### EXERCISE DETAILS
Copy only what runs from the line containing "Output the text content of this document." through the end of the material below, line for line, with both ends included.

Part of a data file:
>>>

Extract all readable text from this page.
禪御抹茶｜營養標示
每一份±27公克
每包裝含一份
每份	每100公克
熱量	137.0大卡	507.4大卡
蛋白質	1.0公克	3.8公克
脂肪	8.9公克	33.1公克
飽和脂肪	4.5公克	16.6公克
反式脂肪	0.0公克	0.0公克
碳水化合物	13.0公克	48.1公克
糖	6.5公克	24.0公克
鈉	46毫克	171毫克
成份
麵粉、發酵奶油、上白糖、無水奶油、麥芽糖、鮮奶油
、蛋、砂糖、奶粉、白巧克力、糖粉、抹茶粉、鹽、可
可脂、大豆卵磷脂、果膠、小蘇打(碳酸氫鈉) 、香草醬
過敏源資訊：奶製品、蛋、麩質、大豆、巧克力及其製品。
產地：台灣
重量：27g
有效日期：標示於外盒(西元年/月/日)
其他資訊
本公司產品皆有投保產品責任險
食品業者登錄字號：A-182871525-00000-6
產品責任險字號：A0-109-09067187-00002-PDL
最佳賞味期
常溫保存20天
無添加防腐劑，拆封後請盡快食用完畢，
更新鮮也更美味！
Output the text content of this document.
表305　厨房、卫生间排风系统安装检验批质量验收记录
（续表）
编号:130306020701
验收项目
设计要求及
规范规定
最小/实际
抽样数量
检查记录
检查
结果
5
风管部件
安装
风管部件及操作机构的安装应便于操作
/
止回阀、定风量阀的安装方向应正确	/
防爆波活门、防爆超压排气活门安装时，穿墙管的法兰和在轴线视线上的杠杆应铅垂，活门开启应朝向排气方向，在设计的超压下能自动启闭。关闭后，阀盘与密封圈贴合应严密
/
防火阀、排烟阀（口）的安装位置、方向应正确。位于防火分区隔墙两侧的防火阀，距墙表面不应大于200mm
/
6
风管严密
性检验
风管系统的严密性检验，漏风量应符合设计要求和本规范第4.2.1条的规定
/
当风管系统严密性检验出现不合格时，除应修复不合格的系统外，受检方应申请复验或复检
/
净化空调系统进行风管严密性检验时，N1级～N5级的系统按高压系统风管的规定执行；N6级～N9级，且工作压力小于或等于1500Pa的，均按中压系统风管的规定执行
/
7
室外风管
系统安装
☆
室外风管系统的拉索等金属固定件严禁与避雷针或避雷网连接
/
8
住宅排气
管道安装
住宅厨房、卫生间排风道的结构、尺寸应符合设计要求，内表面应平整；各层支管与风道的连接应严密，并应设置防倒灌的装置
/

<<<

### RESULT OF THIS EXERCISE
Output the text content of this document.
表305　厨房、卫生间排风系统安装检验批质量验收记录
（续表）
编号:130306020701
验收项目
设计要求及
规范规定
最小/实际
抽样数量
检查记录
检查
结果
5
风管部件
安装
风管部件及操作机构的安装应便于操作
/
止回阀、定风量阀的安装方向应正确	/
防爆波活门、防爆超压排气活门安装时，穿墙管的法兰和在轴线视线上的杠杆应铅垂，活门开启应朝向排气方向，在设计的超压下能自动启闭。关闭后，阀盘与密封圈贴合应严密
/
防火阀、排烟阀（口）的安装位置、方向应正确。位于防火分区隔墙两侧的防火阀，距墙表面不应大于200mm
/
6
风管严密
性检验
风管系统的严密性检验，漏风量应符合设计要求和本规范第4.2.1条的规定
/
当风管系统严密性检验出现不合格时，除应修复不合格的系统外，受检方应申请复验或复检
/
净化空调系统进行风管严密性检验时，N1级～N5级的系统按高压系统风管的规定执行；N6级～N9级，且工作压力小于或等于1500Pa的，均按中压系统风管的规定执行
/
7
室外风管
系统安装
☆
室外风管系统的拉索等金属固定件严禁与避雷针或避雷网连接
/
8
住宅排气
管道安装
住宅厨房、卫生间排风道的结构、尺寸应符合设计要求，内表面应平整；各层支管与风道的连接应严密，并应设置防倒灌的装置
/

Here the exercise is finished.